═════ DATASET ENTRIES

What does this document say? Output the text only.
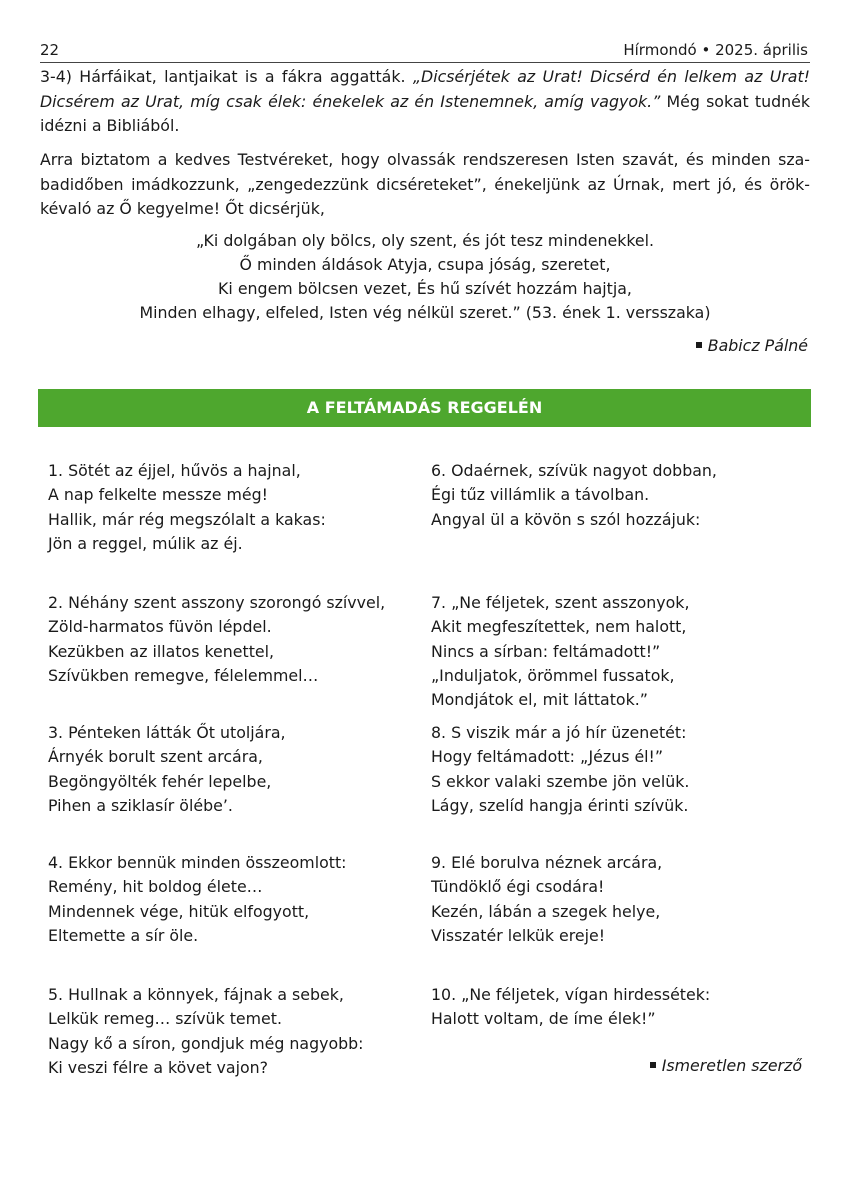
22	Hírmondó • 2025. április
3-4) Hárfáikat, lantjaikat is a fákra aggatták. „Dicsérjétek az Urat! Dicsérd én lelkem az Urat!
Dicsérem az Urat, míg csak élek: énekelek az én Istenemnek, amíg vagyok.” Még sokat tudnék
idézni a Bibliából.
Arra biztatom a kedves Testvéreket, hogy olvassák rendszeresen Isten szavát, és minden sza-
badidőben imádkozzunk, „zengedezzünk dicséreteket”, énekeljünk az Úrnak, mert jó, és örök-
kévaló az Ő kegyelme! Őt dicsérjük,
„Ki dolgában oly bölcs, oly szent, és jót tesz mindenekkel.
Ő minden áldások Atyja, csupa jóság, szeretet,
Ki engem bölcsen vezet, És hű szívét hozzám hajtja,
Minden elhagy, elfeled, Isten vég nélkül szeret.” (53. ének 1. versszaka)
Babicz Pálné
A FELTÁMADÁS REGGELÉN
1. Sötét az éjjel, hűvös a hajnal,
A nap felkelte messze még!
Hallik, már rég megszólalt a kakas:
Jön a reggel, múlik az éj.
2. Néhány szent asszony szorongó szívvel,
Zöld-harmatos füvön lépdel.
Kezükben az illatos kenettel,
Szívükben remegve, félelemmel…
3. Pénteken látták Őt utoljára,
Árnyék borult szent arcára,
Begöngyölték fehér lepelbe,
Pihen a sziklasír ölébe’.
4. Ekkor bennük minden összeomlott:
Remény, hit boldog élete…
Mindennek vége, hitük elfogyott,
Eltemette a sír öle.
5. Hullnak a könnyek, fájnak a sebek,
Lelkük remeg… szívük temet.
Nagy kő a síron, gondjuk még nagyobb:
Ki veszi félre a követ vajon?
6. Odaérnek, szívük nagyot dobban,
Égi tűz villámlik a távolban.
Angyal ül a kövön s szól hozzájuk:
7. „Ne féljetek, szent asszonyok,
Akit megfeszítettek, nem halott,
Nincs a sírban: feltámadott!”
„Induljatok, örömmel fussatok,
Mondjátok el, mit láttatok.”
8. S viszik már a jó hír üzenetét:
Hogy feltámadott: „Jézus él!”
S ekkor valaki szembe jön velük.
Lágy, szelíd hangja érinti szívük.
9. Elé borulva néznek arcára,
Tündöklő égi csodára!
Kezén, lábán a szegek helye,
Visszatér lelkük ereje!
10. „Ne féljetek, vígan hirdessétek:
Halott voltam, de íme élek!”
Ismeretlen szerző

══════════
═════ DATASET ENTRIES

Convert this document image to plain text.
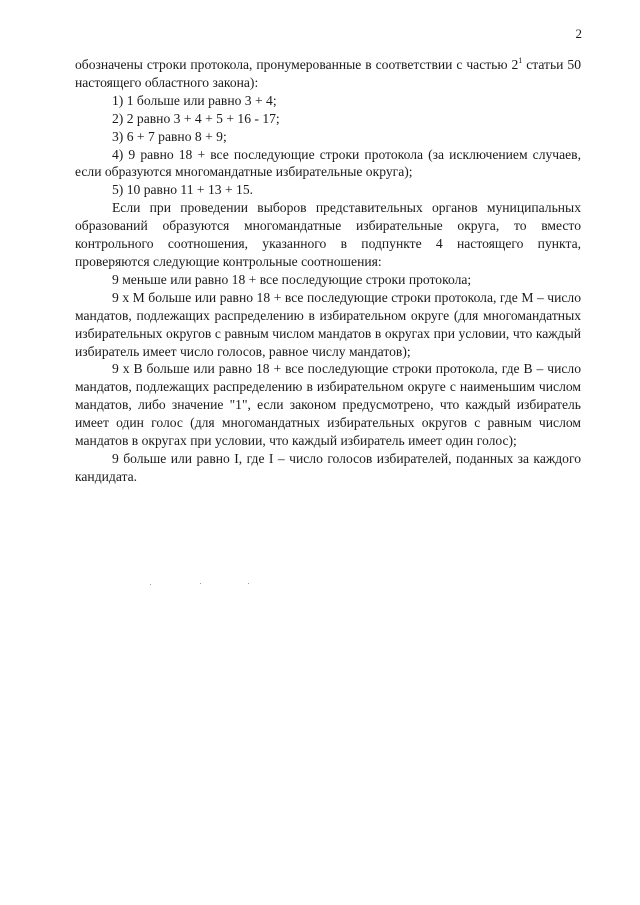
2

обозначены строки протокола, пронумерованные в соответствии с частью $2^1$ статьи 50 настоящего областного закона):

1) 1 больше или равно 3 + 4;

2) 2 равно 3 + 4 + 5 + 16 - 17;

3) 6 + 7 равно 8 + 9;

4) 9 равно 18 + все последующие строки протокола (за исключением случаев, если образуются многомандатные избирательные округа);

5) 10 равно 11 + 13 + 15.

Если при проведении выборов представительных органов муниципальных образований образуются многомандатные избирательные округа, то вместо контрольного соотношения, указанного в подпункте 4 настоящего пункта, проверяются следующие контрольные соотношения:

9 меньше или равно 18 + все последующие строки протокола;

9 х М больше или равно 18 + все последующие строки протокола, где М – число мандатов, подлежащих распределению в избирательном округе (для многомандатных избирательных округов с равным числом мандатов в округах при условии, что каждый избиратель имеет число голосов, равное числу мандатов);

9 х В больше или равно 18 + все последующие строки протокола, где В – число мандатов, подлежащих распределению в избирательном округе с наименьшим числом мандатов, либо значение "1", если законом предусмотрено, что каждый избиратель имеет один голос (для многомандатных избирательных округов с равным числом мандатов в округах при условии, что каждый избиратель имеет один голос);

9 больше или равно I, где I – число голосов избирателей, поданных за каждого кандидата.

══════════

**DIRECTIONS FOR THIS TASK**
Using the records above, select and copy every line that has the word "feltámadott".

**FINISHED ANSWER**
Nincs a sírban: feltámadott!”
Hogy feltámadott: „Jézus él!”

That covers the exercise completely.